-- START OF Task material --

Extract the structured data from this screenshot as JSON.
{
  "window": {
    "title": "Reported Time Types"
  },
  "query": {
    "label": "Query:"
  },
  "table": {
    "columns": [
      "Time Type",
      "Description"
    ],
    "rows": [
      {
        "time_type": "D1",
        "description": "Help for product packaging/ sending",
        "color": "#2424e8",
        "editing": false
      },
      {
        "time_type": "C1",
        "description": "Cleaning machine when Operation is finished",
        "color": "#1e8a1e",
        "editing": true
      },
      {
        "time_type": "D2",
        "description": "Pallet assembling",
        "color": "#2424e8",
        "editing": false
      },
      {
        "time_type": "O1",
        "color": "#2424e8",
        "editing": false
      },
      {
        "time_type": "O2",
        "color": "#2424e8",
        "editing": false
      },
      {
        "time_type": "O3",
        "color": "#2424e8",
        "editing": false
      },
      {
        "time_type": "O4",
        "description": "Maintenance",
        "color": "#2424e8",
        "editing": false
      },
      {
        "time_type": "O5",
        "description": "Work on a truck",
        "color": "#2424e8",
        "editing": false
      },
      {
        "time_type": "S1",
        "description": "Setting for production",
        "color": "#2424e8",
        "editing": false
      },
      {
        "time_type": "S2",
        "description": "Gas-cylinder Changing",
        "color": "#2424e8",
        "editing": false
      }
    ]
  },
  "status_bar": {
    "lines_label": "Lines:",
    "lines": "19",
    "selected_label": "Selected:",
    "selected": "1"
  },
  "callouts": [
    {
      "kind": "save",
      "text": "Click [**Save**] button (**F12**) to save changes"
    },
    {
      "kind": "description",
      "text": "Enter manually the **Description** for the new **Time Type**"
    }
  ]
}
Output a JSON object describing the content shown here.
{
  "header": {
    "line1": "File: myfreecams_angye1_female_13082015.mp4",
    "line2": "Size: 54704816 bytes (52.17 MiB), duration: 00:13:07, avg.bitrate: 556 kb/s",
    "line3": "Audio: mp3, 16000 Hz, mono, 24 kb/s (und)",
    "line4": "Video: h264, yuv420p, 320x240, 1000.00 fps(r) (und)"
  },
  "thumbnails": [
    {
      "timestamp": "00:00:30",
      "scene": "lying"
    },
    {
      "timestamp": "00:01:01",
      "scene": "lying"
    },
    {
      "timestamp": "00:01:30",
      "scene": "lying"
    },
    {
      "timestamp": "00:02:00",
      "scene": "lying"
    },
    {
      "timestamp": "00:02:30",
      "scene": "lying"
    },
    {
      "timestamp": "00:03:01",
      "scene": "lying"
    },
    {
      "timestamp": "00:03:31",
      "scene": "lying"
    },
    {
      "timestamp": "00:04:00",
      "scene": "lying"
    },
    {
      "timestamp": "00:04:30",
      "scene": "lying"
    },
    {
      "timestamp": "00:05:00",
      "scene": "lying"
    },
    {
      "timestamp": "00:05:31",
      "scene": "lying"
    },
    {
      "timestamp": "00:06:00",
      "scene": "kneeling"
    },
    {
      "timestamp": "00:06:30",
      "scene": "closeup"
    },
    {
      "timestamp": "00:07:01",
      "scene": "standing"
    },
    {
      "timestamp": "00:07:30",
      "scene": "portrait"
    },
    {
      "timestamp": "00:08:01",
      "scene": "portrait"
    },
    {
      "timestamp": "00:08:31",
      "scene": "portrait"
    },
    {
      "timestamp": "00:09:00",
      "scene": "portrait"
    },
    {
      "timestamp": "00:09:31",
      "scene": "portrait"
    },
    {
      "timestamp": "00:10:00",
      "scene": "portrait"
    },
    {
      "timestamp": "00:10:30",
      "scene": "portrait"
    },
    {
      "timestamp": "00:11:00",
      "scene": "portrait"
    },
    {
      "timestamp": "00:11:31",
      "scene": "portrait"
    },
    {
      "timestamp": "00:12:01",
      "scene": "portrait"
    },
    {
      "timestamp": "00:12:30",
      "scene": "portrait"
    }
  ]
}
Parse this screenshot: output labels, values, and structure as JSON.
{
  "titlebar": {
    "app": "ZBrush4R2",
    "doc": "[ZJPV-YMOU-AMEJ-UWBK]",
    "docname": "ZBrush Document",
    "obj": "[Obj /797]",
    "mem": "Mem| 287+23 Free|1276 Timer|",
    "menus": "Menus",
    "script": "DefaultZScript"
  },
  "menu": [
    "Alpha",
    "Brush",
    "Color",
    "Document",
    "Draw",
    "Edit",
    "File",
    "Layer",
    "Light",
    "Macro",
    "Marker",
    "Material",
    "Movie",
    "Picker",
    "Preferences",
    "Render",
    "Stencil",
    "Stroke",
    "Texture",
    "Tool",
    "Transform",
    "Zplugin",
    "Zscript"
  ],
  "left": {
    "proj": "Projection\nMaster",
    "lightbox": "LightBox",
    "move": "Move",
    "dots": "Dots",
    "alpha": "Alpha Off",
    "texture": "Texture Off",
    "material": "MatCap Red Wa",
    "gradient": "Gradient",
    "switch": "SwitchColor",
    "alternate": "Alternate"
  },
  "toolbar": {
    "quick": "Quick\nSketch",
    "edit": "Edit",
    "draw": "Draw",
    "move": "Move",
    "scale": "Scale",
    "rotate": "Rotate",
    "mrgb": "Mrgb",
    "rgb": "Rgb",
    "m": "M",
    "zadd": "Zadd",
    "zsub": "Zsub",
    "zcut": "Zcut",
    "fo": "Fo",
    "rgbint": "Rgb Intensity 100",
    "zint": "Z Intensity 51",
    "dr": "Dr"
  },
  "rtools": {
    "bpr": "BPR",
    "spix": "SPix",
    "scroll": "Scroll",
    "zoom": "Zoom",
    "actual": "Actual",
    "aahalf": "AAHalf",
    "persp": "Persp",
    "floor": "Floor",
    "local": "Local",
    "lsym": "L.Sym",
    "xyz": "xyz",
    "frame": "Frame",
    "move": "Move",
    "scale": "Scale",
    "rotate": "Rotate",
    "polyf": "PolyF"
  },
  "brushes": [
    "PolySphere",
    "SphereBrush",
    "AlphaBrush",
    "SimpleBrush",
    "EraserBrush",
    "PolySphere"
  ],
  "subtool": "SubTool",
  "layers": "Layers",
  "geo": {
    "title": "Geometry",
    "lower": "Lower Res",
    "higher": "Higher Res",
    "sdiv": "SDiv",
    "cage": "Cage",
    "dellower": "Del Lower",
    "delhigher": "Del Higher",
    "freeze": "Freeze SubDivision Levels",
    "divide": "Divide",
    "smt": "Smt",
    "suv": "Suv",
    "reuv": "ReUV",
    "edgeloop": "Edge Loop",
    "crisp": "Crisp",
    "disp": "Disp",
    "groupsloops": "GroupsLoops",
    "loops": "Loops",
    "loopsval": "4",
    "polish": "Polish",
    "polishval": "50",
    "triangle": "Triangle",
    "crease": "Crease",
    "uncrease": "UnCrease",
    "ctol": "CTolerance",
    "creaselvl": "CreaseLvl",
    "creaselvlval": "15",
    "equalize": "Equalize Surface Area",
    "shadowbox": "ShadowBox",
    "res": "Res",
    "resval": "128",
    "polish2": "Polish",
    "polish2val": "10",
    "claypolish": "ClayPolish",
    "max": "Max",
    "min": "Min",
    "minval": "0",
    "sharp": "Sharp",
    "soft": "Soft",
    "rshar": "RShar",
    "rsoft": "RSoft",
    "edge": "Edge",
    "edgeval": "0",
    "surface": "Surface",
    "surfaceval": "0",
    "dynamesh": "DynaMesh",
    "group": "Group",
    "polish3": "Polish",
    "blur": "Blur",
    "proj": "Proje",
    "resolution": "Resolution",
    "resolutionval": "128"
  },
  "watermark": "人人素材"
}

-- END OF Task material --

Wherever the word "save" occurs in a line of the listing, copy that line.

Task result ->
      "kind": "save",
      "text": "Click [**Save**] button (**F12**) to save changes"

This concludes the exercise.